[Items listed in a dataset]
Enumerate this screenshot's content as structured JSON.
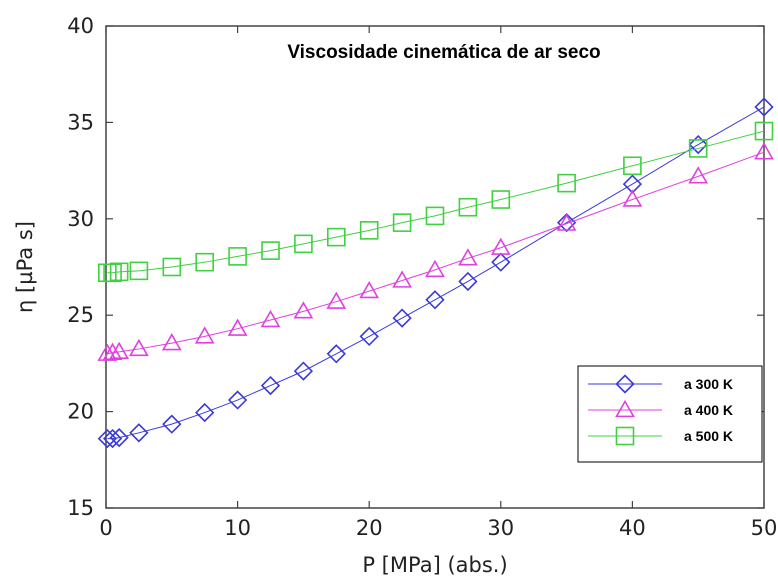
{
  "chart_data": {
    "type": "line",
    "title": "Viscosidade cinemática de ar seco",
    "xlabel": "P [MPa] (abs.)",
    "ylabel": "η [µPa s]",
    "xlim": [
      0,
      50
    ],
    "ylim": [
      15,
      40
    ],
    "xticks": [
      "0",
      "10",
      "20",
      "30",
      "40",
      "50"
    ],
    "yticks": [
      "15",
      "20",
      "25",
      "30",
      "35",
      "40"
    ],
    "grid": false,
    "legend_position": "bottom-right",
    "series": [
      {
        "name": "a 300 K",
        "color": "#3a3ad8",
        "marker": "diamond",
        "x": [
          0.1,
          0.5,
          1,
          2.5,
          5,
          7.5,
          10,
          12.5,
          15,
          17.5,
          20,
          22.5,
          25,
          27.5,
          30,
          35,
          40,
          45,
          50
        ],
        "y": [
          18.6,
          18.6,
          18.65,
          18.9,
          19.35,
          19.95,
          20.6,
          21.35,
          22.1,
          23.0,
          23.9,
          24.85,
          25.8,
          26.75,
          27.75,
          29.8,
          31.8,
          33.85,
          35.8
        ]
      },
      {
        "name": "a 400 K",
        "color": "#e040e0",
        "marker": "triangle",
        "x": [
          0.1,
          0.5,
          1,
          2.5,
          5,
          7.5,
          10,
          12.5,
          15,
          17.5,
          20,
          22.5,
          25,
          27.5,
          30,
          35,
          40,
          45,
          50
        ],
        "y": [
          23.0,
          23.05,
          23.1,
          23.25,
          23.55,
          23.9,
          24.3,
          24.75,
          25.2,
          25.7,
          26.25,
          26.8,
          27.35,
          27.95,
          28.5,
          29.75,
          31.0,
          32.2,
          33.45
        ]
      },
      {
        "name": "a 500 K",
        "color": "#40d040",
        "marker": "square",
        "x": [
          0.1,
          0.5,
          1,
          2.5,
          5,
          7.5,
          10,
          12.5,
          15,
          17.5,
          20,
          22.5,
          25,
          27.5,
          30,
          35,
          40,
          45,
          50
        ],
        "y": [
          27.2,
          27.2,
          27.25,
          27.3,
          27.5,
          27.75,
          28.05,
          28.35,
          28.7,
          29.05,
          29.4,
          29.8,
          30.15,
          30.6,
          31.0,
          31.85,
          32.75,
          33.65,
          34.55
        ]
      }
    ]
  }
}
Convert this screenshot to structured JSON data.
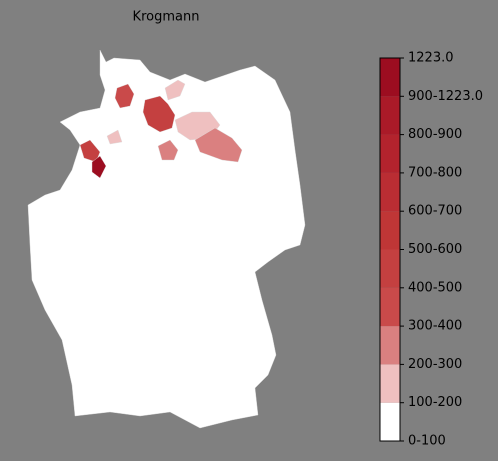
{
  "title": "Krogmann",
  "colorbar": {
    "labels": [
      "0-100",
      "100-200",
      "200-300",
      "300-400",
      "400-500",
      "500-600",
      "600-700",
      "700-800",
      "800-900",
      "900-1223.0",
      "1223.0"
    ],
    "colors": [
      "#ffffff",
      "#efc0c0",
      "#da8080",
      "#c94a4a",
      "#c44040",
      "#bf3636",
      "#ba2d33",
      "#b3232d",
      "#aa1a28",
      "#9c0d20"
    ]
  }
}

Your instructions -
The answer is a single number, the count of lines in the records that contain the string "this".

Result below -
2